# Work instructions
Count every line below in which "политики" occurs, then give only the count.

########

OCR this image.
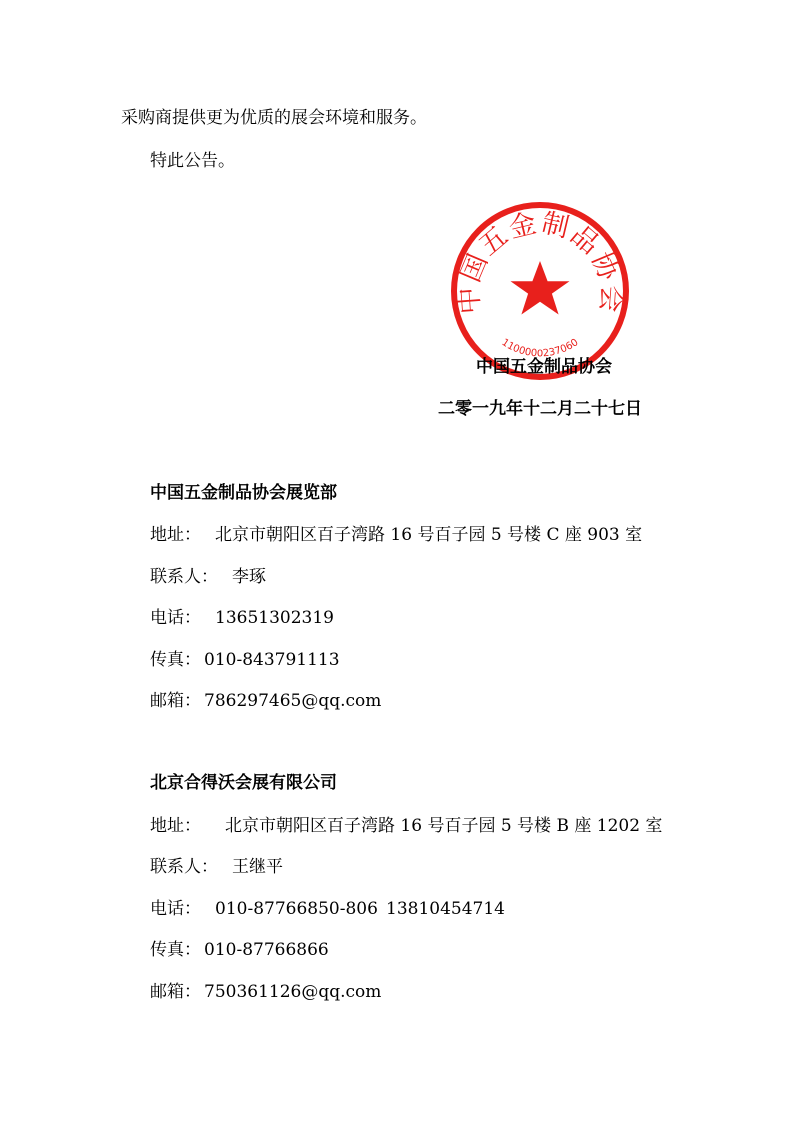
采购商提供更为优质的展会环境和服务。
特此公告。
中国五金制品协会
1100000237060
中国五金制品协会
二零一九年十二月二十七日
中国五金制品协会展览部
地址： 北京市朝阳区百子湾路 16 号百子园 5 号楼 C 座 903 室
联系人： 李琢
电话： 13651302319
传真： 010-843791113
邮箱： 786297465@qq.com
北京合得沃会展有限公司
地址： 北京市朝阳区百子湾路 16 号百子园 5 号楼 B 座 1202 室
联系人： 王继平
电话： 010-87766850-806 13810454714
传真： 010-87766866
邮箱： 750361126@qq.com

########

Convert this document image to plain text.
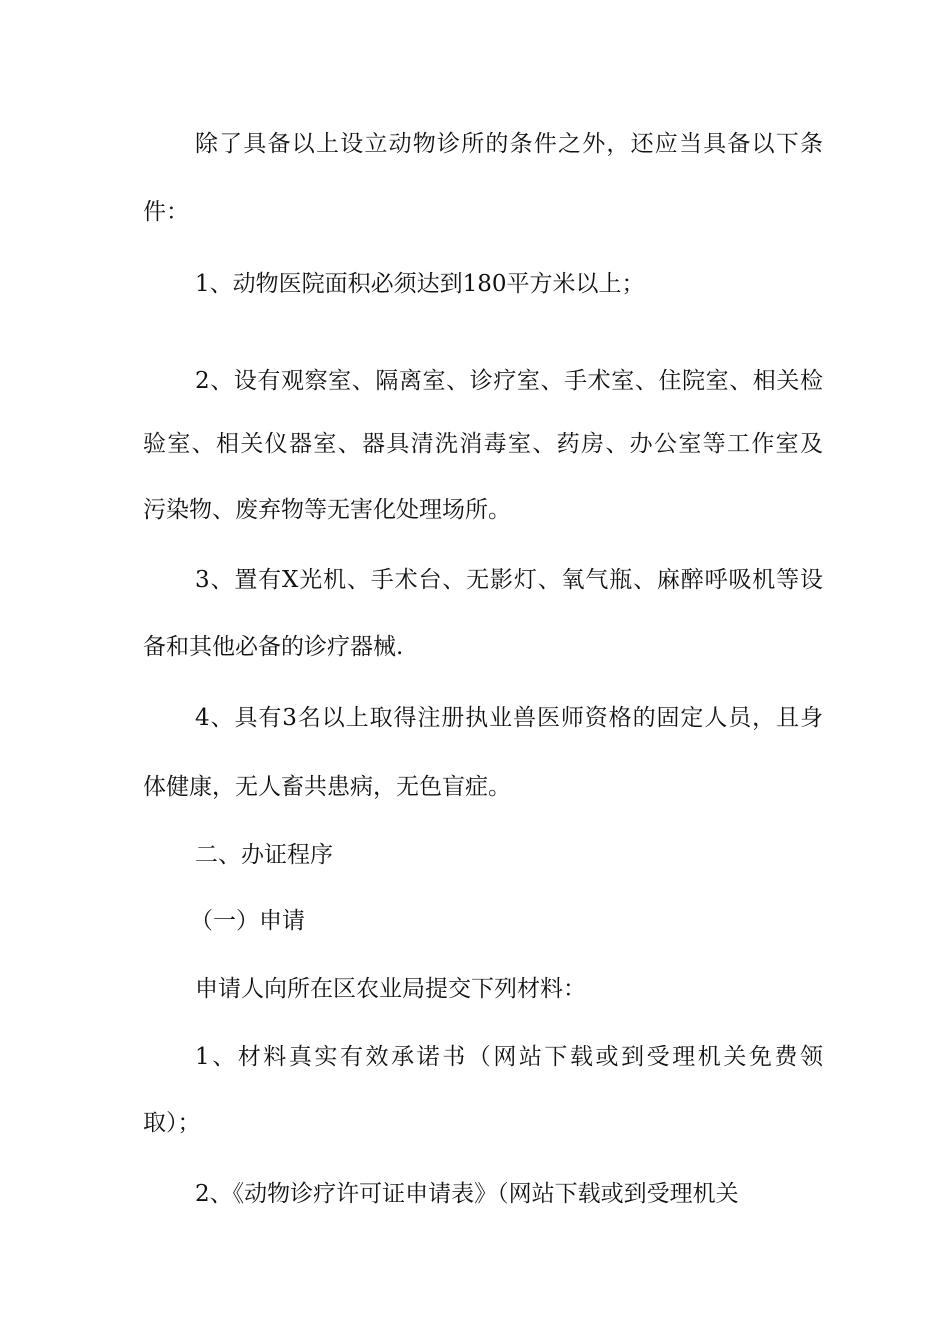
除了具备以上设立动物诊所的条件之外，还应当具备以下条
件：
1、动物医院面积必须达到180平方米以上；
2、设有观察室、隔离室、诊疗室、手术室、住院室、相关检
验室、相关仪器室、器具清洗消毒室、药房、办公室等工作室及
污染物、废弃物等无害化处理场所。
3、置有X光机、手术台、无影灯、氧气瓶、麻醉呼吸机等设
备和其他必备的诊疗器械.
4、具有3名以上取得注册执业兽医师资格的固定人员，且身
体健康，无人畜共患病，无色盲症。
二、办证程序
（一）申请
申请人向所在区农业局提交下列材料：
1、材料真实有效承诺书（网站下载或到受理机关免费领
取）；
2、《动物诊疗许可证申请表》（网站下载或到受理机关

########

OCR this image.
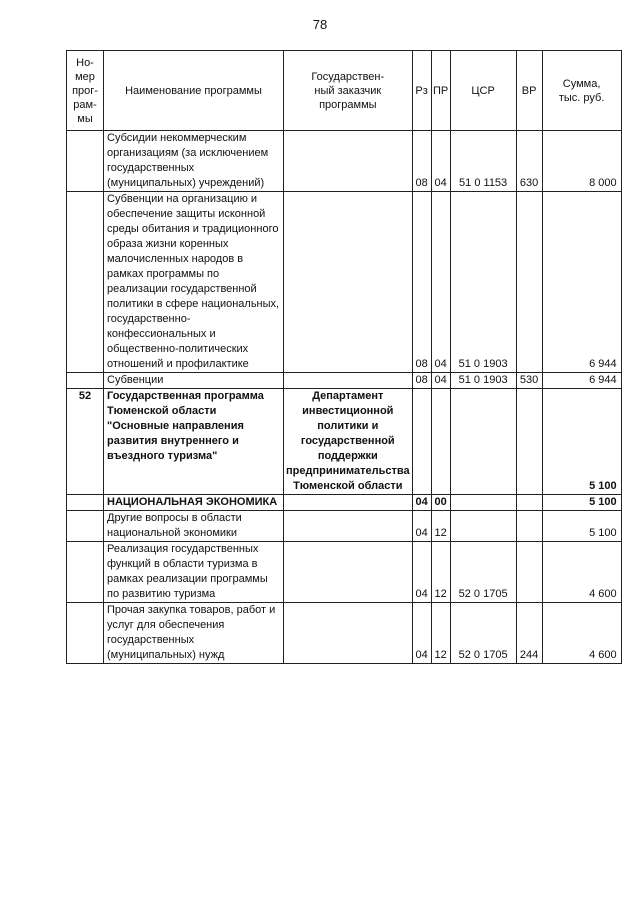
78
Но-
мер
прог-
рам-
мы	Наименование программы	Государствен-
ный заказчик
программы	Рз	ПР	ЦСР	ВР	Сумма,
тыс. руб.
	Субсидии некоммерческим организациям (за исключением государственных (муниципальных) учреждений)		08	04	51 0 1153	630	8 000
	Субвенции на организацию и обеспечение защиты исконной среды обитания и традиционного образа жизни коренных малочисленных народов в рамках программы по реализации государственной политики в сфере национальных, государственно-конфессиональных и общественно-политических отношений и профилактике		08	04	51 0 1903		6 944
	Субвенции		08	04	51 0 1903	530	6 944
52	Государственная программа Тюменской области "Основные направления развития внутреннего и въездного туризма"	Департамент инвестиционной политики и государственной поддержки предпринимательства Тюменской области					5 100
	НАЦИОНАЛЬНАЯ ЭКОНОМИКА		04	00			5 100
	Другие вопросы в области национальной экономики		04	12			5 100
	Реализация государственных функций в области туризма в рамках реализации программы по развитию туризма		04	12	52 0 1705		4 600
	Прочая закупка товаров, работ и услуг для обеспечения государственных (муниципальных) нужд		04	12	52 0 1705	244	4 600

########

# Answer
2